(begin)

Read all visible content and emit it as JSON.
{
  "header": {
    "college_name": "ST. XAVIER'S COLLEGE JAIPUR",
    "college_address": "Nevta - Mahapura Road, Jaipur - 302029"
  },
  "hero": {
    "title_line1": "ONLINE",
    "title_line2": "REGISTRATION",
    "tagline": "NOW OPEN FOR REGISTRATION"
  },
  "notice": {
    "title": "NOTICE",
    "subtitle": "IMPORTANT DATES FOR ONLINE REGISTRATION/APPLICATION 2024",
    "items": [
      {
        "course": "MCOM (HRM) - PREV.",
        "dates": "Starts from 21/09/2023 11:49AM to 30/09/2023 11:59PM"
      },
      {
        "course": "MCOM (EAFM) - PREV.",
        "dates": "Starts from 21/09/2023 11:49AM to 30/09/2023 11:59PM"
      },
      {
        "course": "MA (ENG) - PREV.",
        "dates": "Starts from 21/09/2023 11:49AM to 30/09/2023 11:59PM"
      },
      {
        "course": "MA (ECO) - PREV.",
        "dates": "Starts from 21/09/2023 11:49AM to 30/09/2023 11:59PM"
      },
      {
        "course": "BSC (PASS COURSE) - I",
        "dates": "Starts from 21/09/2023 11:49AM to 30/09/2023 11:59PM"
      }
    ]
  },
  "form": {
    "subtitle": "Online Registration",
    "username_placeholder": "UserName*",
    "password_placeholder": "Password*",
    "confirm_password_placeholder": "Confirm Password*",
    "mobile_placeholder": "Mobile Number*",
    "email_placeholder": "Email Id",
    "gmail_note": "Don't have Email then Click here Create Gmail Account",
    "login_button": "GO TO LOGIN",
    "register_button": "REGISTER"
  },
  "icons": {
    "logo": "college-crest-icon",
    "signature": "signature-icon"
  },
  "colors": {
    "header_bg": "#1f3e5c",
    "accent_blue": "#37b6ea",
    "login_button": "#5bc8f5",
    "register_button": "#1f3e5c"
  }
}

(end)

Give the material above again, word for word.

### Task solution
Read all visible content and emit it as JSON.
{
  "header": {
    "college_name": "ST. XAVIER'S COLLEGE JAIPUR",
    "college_address": "Nevta - Mahapura Road, Jaipur - 302029"
  },
  "hero": {
    "title_line1": "ONLINE",
    "title_line2": "REGISTRATION",
    "tagline": "NOW OPEN FOR REGISTRATION"
  },
  "notice": {
    "title": "NOTICE",
    "subtitle": "IMPORTANT DATES FOR ONLINE REGISTRATION/APPLICATION 2024",
    "items": [
      {
        "course": "MCOM (HRM) - PREV.",
        "dates": "Starts from 21/09/2023 11:49AM to 30/09/2023 11:59PM"
      },
      {
        "course": "MCOM (EAFM) - PREV.",
        "dates": "Starts from 21/09/2023 11:49AM to 30/09/2023 11:59PM"
      },
      {
        "course": "MA (ENG) - PREV.",
        "dates": "Starts from 21/09/2023 11:49AM to 30/09/2023 11:59PM"
      },
      {
        "course": "MA (ECO) - PREV.",
        "dates": "Starts from 21/09/2023 11:49AM to 30/09/2023 11:59PM"
      },
      {
        "course": "BSC (PASS COURSE) - I",
        "dates": "Starts from 21/09/2023 11:49AM to 30/09/2023 11:59PM"
      }
    ]
  },
  "form": {
    "subtitle": "Online Registration",
    "username_placeholder": "UserName*",
    "password_placeholder": "Password*",
    "confirm_password_placeholder": "Confirm Password*",
    "mobile_placeholder": "Mobile Number*",
    "email_placeholder": "Email Id",
    "gmail_note": "Don't have Email then Click here Create Gmail Account",
    "login_button": "GO TO LOGIN",
    "register_button": "REGISTER"
  },
  "icons": {
    "logo": "college-crest-icon",
    "signature": "signature-icon"
  },
  "colors": {
    "header_bg": "#1f3e5c",
    "accent_blue": "#37b6ea",
    "login_button": "#5bc8f5",
    "register_button": "#1f3e5c"
  }
}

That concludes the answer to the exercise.